— Extract to read —

A number of variables, including sex, size of tumour, number and timing of the chemotherapy cycles were evaluated to determine whether they had an impact on overall survival time. None of these factors were found to be significantly associated with survival outcome, although small numbers of dogs were included in this study and this may have led to an insufficient power to detect differences between subgroups.
This study should be interpreted with its limitations in mind. Limitations include the retrospective design of the study and the small sample size. Some of the data was not available for review and not all patients had their spleen and liver cytologically assessed. Not all patients with elevation of their liver values had their liver assessed through cytology or histopathology; it is possible that these liver enzyme elevations could have been related to progressive mast cell disease or prednisone therapy instead of CCNU therapy. Owing to the retrospective setting of this study, not all pathological samples were available for review by the single pathologist.
A small sample size alone can make finding a significant difference between two groups challenging and a larger number of patients could increase the power of our statistical analysis.

— Work task 1 —
Answer these questions from the study excerpt:
(a) Which variables were evaluated for an impact on overall survival time?
(b) Apart from the small sample size, what limitation of the study's design is named?
(c) Instead of CCNU therapy, what might the liver enzyme elevations have been related to?
— Work task 2 —
Rewrite the study excerpt starting with "A small sample" and going on through "our statistical analysis.", replacing "challenging" with "difficult".
— Work task 3 —
Continue the study excerpt on survival factors and limitations from where it stops.

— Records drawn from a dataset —
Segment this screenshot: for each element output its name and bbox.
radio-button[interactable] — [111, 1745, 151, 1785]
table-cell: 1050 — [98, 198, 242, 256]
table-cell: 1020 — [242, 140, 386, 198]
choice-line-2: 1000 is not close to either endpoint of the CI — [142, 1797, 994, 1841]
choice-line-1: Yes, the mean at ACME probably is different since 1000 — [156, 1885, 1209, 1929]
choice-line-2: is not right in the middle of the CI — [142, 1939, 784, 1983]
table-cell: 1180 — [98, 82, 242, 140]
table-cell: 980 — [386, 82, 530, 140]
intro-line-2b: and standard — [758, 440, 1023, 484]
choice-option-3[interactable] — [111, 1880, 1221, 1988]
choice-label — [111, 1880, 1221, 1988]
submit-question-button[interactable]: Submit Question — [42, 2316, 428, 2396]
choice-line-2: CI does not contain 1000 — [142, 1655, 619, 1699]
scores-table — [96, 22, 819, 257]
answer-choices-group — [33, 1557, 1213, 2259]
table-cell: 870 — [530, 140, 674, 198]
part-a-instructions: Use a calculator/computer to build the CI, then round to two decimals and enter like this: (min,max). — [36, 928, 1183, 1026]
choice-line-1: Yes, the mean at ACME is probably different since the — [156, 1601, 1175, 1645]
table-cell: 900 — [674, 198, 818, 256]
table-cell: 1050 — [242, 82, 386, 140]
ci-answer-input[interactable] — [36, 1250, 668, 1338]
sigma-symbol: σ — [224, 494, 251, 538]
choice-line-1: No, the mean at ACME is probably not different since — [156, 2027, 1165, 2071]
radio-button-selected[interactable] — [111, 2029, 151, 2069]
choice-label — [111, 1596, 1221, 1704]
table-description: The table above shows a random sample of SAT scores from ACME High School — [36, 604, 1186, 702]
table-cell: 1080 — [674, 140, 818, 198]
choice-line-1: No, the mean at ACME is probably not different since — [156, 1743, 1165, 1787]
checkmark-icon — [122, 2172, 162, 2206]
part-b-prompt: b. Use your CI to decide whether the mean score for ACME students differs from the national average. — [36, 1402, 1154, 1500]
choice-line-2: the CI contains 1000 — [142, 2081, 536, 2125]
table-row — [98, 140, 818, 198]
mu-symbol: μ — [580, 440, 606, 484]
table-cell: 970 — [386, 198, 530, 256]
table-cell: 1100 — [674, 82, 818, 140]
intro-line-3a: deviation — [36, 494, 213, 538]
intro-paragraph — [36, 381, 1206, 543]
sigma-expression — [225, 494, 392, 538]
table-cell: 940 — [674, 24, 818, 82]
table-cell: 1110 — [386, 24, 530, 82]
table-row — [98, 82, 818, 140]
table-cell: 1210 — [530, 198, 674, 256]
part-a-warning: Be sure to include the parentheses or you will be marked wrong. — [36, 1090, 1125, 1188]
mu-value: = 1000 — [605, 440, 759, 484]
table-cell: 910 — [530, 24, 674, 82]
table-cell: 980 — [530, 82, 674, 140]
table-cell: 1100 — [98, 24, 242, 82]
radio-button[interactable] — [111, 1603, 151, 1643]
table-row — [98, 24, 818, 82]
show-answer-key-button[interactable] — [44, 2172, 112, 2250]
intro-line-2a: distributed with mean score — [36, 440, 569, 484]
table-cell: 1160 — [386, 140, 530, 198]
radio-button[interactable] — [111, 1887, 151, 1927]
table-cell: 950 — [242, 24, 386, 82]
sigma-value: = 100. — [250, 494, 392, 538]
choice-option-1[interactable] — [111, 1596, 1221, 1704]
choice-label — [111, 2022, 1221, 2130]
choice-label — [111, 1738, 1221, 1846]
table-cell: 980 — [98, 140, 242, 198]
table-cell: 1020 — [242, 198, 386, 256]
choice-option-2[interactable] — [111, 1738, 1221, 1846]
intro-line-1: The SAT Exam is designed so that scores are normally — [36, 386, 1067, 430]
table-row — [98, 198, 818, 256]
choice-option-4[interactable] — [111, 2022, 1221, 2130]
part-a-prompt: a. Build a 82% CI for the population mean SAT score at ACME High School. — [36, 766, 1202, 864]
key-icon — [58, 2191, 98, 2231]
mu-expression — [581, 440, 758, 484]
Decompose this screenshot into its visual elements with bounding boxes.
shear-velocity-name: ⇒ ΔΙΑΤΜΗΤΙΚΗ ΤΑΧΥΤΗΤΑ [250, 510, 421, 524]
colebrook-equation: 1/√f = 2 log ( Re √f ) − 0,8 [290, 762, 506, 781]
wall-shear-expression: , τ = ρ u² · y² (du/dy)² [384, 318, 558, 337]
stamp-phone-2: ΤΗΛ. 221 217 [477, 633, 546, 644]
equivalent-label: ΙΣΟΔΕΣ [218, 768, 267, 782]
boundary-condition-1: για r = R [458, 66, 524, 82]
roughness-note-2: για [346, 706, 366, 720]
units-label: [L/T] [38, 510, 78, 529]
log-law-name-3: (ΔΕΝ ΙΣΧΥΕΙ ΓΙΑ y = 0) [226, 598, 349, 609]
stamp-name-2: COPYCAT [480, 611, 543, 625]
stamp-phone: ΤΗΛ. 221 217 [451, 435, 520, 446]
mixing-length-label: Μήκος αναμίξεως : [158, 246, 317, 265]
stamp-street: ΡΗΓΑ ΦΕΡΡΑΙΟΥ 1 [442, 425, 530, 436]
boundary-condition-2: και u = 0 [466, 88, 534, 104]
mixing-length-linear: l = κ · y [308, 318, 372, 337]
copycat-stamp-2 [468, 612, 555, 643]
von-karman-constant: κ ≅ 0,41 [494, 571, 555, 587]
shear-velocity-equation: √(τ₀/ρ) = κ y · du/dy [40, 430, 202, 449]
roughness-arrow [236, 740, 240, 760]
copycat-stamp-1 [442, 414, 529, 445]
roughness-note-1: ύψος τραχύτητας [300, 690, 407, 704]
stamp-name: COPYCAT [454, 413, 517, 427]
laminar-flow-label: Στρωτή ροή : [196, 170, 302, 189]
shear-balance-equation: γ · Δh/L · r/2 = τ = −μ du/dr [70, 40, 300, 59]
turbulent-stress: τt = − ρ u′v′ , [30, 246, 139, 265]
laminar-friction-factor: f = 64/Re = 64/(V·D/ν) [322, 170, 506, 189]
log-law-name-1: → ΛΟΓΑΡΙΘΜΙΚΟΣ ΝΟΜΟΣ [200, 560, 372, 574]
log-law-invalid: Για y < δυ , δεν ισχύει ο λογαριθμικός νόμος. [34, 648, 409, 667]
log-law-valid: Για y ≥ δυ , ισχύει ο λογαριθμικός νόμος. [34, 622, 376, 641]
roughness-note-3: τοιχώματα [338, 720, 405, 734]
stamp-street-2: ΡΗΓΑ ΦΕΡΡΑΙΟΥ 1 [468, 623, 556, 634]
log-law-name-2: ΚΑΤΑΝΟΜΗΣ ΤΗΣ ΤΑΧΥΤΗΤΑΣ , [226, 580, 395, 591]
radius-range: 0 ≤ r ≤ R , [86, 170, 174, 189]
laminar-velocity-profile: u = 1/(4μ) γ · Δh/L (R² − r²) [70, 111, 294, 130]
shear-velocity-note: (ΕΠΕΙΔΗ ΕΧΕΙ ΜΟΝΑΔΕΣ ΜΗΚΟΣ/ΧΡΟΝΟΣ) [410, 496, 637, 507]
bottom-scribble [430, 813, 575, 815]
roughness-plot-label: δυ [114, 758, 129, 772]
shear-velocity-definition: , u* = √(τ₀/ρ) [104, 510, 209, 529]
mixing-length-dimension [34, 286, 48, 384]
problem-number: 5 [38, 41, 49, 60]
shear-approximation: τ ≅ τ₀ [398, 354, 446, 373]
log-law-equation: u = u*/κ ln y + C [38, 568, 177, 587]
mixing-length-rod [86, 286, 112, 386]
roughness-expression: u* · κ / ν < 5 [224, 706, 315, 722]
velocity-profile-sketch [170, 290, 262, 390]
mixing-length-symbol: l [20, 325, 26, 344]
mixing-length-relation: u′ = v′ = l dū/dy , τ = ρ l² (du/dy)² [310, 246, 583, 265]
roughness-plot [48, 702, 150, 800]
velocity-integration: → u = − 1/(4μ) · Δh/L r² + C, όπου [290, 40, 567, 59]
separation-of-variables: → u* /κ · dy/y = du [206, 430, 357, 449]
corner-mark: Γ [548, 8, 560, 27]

— Task response 1 —
(a) Sex, size of tumour, and the number and timing of the chemotherapy cycles.
(b) The retrospective design of the study.
(c) Progressive mast cell disease or prednisone therapy.

— Task response 2 —
A small sample size alone can make finding a significant difference between two groups difficult and a larger number of patients could increase the power of our statistical analysis.

— Task response 3 —
In summary, in clinical cases of grade II stage 2 MCT, alternating CCNU and vinblastine, and prednisone following ALC provided a median survival and DFI in excess of 3 years.
The role of chemotherapy in stage 2 grade II MCT still is undefined. Our study does not allow us to draw conclusions with respect to the advantage of this protocol compared with other chemotherapy regimens (prednisone alone, other chemotherapy agents) or treatment modalities (radiation therapy only). Therefore, further prospective, randomized studies are needed to evaluate treatment modalities best suited to stage 2, grade II MCT.
Footnotes
Presented in abstract form at the Veterinary Cancer Society Annual Conference, Albuquerque, New Mexico, November 2011.